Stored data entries
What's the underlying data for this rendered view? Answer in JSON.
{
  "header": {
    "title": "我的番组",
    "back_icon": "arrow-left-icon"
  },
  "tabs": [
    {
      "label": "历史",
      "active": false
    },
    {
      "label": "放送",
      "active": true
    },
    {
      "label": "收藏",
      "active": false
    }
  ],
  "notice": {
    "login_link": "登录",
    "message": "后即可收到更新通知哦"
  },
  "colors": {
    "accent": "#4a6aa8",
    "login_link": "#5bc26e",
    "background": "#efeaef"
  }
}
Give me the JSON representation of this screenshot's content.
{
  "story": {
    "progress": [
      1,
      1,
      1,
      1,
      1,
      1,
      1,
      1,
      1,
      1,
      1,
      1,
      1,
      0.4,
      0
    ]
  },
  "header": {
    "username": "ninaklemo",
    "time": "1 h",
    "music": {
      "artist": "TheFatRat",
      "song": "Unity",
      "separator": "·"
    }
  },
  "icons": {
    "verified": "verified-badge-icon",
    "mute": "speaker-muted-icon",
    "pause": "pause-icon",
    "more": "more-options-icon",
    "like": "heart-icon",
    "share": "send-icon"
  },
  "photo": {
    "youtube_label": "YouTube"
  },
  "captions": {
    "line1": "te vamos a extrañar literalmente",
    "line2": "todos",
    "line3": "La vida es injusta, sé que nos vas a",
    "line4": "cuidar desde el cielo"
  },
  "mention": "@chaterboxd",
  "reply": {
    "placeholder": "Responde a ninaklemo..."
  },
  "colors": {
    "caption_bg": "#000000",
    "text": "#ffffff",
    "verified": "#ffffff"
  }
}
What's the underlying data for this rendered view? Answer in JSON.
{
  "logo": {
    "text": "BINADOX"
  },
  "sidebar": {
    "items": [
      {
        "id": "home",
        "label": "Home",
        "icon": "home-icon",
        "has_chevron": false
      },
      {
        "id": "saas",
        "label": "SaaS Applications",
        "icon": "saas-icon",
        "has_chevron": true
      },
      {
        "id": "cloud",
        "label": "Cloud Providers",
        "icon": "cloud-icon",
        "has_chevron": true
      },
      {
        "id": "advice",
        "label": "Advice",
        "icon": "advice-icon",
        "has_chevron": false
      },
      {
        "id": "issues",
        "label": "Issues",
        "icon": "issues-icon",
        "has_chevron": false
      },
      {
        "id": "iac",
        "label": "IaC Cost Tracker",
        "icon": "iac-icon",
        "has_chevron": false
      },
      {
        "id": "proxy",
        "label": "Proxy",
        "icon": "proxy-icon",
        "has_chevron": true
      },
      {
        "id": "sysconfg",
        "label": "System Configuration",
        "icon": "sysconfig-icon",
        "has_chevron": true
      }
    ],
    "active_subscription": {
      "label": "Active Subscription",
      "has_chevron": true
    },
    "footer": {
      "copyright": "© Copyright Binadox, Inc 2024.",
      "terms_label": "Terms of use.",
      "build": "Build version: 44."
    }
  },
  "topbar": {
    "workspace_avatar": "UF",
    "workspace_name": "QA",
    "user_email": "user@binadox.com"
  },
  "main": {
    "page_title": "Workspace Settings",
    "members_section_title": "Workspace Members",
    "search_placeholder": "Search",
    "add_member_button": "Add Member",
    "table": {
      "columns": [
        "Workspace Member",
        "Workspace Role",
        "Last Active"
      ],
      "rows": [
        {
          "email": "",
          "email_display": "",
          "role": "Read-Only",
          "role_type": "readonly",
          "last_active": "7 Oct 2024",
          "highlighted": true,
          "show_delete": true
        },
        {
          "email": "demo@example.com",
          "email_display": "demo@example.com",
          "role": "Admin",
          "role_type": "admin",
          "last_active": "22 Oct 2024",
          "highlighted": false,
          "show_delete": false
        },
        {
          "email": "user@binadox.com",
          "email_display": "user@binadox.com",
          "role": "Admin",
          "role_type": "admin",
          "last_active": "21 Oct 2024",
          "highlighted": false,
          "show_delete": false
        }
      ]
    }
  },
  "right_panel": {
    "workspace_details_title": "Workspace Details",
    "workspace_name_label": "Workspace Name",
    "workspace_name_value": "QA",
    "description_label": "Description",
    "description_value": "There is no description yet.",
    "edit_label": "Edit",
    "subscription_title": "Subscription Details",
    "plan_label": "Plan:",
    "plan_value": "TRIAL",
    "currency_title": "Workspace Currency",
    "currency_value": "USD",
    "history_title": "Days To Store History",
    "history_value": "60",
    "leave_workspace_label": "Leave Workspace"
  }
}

**WORK INSTRUCTIONS**
Your task is to output the full set of records exactly as presented.

**COMPLETE ANSWER**
What's the underlying data for this rendered view? Answer in JSON.
{
  "header": {
    "title": "我的番组",
    "back_icon": "arrow-left-icon"
  },
  "tabs": [
    {
      "label": "历史",
      "active": false
    },
    {
      "label": "放送",
      "active": true
    },
    {
      "label": "收藏",
      "active": false
    }
  ],
  "notice": {
    "login_link": "登录",
    "message": "后即可收到更新通知哦"
  },
  "colors": {
    "accent": "#4a6aa8",
    "login_link": "#5bc26e",
    "background": "#efeaef"
  }
}
Give me the JSON representation of this screenshot's content.
{
  "story": {
    "progress": [
      1,
      1,
      1,
      1,
      1,
      1,
      1,
      1,
      1,
      1,
      1,
      1,
      1,
      0.4,
      0
    ]
  },
  "header": {
    "username": "ninaklemo",
    "time": "1 h",
    "music": {
      "artist": "TheFatRat",
      "song": "Unity",
      "separator": "·"
    }
  },
  "icons": {
    "verified": "verified-badge-icon",
    "mute": "speaker-muted-icon",
    "pause": "pause-icon",
    "more": "more-options-icon",
    "like": "heart-icon",
    "share": "send-icon"
  },
  "photo": {
    "youtube_label": "YouTube"
  },
  "captions": {
    "line1": "te vamos a extrañar literalmente",
    "line2": "todos",
    "line3": "La vida es injusta, sé que nos vas a",
    "line4": "cuidar desde el cielo"
  },
  "mention": "@chaterboxd",
  "reply": {
    "placeholder": "Responde a ninaklemo..."
  },
  "colors": {
    "caption_bg": "#000000",
    "text": "#ffffff",
    "verified": "#ffffff"
  }
}
What's the underlying data for this rendered view? Answer in JSON.
{
  "logo": {
    "text": "BINADOX"
  },
  "sidebar": {
    "items": [
      {
        "id": "home",
        "label": "Home",
        "icon": "home-icon",
        "has_chevron": false
      },
      {
        "id": "saas",
        "label": "SaaS Applications",
        "icon": "saas-icon",
        "has_chevron": true
      },
      {
        "id": "cloud",
        "label": "Cloud Providers",
        "icon": "cloud-icon",
        "has_chevron": true
      },
      {
        "id": "advice",
        "label": "Advice",
        "icon": "advice-icon",
        "has_chevron": false
      },
      {
        "id": "issues",
        "label": "Issues",
        "icon": "issues-icon",
        "has_chevron": false
      },
      {
        "id": "iac",
        "label": "IaC Cost Tracker",
        "icon": "iac-icon",
        "has_chevron": false
      },
      {
        "id": "proxy",
        "label": "Proxy",
        "icon": "proxy-icon",
        "has_chevron": true
      },
      {
        "id": "sysconfg",
        "label": "System Configuration",
        "icon": "sysconfig-icon",
        "has_chevron": true
      }
    ],
    "active_subscription": {
      "label": "Active Subscription",
      "has_chevron": true
    },
    "footer": {
      "copyright": "© Copyright Binadox, Inc 2024.",
      "terms_label": "Terms of use.",
      "build": "Build version: 44."
    }
  },
  "topbar": {
    "workspace_avatar": "UF",
    "workspace_name": "QA",
    "user_email": "user@binadox.com"
  },
  "main": {
    "page_title": "Workspace Settings",
    "members_section_title": "Workspace Members",
    "search_placeholder": "Search",
    "add_member_button": "Add Member",
    "table": {
      "columns": [
        "Workspace Member",
        "Workspace Role",
        "Last Active"
      ],
      "rows": [
        {
          "email": "",
          "email_display": "",
          "role": "Read-Only",
          "role_type": "readonly",
          "last_active": "7 Oct 2024",
          "highlighted": true,
          "show_delete": true
        },
        {
          "email": "demo@example.com",
          "email_display": "demo@example.com",
          "role": "Admin",
          "role_type": "admin",
          "last_active": "22 Oct 2024",
          "highlighted": false,
          "show_delete": false
        },
        {
          "email": "user@binadox.com",
          "email_display": "user@binadox.com",
          "role": "Admin",
          "role_type": "admin",
          "last_active": "21 Oct 2024",
          "highlighted": false,
          "show_delete": false
        }
      ]
    }
  },
  "right_panel": {
    "workspace_details_title": "Workspace Details",
    "workspace_name_label": "Workspace Name",
    "workspace_name_value": "QA",
    "description_label": "Description",
    "description_value": "There is no description yet.",
    "edit_label": "Edit",
    "subscription_title": "Subscription Details",
    "plan_label": "Plan:",
    "plan_value": "TRIAL",
    "currency_title": "Workspace Currency",
    "currency_value": "USD",
    "history_title": "Days To Store History",
    "history_value": "60",
    "leave_workspace_label": "Leave Workspace"
  }
}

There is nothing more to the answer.